■ **REQUIREMENT**
Where a line below holds the string "display", copy that line.

■ **DATA EXTRACT**
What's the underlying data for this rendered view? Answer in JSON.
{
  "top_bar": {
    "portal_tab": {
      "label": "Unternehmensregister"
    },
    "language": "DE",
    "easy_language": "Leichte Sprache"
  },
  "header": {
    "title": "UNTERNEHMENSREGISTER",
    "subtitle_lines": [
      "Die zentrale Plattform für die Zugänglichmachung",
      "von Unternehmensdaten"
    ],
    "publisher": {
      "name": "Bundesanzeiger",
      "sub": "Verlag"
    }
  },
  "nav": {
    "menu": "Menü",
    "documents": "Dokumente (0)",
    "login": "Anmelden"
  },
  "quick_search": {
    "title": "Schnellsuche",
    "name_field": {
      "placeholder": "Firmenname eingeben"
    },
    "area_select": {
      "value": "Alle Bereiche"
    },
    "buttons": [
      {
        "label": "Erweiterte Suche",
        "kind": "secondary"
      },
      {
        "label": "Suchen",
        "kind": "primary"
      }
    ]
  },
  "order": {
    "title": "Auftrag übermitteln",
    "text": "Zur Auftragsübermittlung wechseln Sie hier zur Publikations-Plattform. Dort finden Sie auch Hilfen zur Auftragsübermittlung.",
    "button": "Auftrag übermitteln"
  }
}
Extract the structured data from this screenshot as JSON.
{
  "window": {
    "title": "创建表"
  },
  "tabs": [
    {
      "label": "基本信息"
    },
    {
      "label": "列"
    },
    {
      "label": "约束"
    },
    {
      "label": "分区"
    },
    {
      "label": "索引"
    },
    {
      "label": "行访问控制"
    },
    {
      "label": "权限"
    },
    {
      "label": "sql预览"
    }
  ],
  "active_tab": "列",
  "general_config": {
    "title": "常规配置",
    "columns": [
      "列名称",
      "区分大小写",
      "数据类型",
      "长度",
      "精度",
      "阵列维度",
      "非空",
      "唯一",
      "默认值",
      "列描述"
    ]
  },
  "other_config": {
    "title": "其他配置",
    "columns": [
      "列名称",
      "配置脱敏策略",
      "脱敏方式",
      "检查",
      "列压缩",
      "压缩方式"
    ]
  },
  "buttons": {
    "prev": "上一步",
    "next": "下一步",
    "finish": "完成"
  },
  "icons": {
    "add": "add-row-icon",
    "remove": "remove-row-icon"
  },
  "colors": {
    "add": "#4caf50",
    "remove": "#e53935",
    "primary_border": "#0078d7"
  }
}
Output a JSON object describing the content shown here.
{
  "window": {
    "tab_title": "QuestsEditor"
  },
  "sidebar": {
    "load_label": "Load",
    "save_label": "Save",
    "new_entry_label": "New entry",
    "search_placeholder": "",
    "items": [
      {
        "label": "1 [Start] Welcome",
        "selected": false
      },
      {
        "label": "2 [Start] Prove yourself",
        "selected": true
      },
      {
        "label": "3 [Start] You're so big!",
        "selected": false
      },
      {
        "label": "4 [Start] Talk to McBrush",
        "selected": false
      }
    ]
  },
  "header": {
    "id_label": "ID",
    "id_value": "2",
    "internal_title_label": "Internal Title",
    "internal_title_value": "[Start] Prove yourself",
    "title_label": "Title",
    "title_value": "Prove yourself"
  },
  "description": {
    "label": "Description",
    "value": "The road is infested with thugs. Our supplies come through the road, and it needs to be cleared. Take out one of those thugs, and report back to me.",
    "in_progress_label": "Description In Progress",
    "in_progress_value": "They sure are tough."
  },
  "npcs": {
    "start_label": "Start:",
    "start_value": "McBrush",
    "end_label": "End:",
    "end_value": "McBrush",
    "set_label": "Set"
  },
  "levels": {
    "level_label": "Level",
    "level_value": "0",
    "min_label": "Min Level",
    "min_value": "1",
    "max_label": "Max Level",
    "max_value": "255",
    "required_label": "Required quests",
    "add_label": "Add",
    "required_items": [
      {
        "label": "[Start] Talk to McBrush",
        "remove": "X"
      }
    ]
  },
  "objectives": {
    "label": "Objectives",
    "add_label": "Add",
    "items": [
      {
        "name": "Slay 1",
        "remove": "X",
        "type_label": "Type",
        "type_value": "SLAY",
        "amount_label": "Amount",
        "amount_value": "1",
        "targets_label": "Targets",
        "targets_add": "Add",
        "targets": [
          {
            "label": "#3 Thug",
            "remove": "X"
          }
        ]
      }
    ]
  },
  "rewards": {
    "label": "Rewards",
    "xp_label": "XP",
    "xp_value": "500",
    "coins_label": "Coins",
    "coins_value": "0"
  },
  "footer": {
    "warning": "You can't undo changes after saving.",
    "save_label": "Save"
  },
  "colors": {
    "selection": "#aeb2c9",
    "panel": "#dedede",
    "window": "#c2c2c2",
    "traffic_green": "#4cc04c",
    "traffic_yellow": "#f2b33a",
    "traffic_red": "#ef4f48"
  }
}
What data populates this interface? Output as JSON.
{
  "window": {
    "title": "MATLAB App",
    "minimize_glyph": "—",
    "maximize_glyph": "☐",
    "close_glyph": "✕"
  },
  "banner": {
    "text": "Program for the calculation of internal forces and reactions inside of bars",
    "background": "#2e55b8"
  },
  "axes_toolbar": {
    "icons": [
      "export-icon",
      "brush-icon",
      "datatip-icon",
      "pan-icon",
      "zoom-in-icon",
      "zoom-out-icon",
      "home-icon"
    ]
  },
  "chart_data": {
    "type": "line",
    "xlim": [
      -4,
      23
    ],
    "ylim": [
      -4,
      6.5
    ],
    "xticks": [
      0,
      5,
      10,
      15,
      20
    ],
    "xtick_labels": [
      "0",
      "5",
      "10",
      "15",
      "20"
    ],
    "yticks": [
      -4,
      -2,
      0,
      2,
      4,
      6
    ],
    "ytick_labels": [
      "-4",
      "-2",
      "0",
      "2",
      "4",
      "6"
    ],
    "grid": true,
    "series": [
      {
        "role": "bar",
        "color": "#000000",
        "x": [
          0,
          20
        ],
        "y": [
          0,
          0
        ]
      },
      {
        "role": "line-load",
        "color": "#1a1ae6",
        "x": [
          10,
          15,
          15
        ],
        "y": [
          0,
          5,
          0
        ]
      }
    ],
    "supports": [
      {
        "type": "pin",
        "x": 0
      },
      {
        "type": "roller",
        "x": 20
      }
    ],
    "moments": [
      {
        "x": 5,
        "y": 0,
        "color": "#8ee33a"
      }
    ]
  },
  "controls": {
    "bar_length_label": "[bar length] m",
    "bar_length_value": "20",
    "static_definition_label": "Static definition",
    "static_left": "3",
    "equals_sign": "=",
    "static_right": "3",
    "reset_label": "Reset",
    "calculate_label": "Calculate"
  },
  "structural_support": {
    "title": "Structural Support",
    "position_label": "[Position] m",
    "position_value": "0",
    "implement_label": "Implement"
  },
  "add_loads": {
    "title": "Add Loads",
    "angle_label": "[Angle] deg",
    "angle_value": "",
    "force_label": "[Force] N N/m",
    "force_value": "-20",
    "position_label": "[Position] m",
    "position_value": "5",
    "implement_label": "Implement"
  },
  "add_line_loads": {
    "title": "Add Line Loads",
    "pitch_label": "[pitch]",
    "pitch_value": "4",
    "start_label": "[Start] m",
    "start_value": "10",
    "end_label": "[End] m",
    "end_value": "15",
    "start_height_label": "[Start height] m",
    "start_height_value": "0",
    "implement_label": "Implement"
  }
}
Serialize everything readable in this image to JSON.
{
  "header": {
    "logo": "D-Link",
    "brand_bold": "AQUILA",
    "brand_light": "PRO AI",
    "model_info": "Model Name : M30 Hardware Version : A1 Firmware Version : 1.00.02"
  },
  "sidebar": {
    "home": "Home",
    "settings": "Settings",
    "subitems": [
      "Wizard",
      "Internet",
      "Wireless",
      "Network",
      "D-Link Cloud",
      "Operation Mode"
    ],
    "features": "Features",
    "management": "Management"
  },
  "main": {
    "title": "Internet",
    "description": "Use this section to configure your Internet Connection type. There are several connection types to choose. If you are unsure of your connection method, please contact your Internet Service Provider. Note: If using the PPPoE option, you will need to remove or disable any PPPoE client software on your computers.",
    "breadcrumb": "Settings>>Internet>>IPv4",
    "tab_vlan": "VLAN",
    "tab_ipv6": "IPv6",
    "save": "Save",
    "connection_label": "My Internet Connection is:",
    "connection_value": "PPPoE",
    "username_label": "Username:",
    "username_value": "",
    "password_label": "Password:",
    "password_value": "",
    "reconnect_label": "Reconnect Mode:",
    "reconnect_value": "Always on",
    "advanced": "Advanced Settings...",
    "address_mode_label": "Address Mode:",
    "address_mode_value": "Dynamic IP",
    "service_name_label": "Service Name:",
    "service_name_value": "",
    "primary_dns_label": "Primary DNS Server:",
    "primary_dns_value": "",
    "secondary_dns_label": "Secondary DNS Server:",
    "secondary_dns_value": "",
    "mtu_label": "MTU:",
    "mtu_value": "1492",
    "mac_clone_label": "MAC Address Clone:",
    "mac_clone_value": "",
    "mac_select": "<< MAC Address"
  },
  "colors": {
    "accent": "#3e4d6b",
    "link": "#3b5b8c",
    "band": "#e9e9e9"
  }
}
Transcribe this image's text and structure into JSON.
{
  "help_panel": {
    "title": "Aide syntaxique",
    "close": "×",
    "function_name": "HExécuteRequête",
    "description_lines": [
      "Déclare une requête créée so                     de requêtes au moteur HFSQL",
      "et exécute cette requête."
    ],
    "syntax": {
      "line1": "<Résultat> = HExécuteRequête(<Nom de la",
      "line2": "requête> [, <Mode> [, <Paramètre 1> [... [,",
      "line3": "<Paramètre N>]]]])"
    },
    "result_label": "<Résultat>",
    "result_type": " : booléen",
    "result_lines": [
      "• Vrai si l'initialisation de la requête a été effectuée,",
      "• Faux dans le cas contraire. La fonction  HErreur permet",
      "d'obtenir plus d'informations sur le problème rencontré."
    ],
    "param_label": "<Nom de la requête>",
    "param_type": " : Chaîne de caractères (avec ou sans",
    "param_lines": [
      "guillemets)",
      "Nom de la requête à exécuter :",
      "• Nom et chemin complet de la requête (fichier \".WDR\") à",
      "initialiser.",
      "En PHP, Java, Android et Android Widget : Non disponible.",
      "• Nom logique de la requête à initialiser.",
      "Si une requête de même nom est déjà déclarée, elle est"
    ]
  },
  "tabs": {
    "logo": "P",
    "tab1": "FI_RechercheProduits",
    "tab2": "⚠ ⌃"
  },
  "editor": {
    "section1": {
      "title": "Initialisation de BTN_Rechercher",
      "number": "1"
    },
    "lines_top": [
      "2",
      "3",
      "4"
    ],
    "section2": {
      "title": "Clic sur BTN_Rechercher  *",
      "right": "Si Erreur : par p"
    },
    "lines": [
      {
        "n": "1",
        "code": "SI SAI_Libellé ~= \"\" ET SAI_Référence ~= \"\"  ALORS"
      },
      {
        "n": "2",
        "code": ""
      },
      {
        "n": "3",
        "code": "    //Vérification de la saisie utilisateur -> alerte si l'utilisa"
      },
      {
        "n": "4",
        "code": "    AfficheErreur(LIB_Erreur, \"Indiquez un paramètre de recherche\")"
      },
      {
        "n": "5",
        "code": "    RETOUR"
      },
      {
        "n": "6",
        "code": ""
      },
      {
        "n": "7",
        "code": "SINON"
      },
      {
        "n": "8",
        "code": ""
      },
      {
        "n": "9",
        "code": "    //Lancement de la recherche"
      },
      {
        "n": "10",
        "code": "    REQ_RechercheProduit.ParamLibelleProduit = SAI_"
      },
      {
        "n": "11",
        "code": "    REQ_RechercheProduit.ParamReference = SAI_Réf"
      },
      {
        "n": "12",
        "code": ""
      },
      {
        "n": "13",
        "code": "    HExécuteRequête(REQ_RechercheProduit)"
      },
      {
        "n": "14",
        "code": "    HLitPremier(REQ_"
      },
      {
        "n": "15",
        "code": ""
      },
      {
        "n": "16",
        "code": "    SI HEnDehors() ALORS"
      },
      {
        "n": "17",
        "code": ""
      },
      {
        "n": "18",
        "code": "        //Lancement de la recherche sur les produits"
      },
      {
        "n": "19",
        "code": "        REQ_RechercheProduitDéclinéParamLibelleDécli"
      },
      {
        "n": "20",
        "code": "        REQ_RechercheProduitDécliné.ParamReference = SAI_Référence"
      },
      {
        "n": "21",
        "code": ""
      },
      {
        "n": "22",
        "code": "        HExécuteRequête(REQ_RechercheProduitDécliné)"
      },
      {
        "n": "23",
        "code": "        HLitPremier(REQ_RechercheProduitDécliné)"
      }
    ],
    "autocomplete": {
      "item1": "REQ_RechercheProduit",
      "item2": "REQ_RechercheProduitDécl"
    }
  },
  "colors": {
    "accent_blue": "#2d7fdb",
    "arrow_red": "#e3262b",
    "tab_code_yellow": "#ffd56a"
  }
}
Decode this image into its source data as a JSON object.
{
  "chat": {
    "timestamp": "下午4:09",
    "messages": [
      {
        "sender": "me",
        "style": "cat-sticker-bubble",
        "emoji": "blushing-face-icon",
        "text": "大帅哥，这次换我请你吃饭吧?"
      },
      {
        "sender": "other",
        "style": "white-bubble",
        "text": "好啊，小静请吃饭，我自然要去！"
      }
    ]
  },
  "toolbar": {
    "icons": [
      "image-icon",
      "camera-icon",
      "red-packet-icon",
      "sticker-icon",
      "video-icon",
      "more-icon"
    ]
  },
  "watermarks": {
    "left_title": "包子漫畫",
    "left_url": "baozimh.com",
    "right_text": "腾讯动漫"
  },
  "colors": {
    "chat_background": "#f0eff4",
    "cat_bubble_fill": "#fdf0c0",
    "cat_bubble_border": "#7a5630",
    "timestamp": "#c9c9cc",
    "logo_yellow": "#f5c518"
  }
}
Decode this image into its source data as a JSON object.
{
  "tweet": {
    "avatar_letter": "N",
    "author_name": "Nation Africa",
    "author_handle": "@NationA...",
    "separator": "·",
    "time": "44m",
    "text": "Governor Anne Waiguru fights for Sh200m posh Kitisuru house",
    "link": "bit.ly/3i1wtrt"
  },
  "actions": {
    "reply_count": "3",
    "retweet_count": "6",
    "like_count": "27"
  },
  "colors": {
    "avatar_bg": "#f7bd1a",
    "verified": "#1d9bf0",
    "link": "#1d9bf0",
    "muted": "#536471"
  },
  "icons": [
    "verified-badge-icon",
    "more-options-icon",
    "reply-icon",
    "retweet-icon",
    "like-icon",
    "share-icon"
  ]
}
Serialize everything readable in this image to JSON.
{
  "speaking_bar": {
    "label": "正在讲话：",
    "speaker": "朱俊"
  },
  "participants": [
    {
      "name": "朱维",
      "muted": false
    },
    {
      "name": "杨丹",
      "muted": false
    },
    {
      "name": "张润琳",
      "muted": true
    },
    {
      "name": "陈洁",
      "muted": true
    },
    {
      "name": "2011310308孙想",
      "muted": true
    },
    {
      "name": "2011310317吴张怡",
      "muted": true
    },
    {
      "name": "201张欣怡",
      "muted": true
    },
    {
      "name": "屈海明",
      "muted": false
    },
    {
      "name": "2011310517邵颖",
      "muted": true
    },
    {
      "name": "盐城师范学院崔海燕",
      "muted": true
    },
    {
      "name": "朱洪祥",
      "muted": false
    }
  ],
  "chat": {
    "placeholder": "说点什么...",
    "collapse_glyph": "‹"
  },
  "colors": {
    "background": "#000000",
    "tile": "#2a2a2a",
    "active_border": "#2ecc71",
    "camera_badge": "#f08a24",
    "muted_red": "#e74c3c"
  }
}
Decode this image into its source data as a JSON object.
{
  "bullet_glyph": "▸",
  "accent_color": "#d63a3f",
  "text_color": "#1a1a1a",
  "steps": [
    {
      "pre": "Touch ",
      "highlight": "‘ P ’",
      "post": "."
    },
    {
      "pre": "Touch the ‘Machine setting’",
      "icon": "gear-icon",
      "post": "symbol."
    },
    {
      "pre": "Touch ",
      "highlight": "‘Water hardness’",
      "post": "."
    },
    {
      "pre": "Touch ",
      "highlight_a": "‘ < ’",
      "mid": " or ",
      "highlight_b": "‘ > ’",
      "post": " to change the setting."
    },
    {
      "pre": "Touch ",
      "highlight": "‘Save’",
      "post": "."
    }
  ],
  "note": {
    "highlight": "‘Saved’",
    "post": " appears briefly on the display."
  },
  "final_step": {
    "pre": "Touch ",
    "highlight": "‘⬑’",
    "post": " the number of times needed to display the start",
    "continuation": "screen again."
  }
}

■ **THE COMPLETED TASK**
    "post": " appears briefly on the display."
    "post": " the number of times needed to display the start",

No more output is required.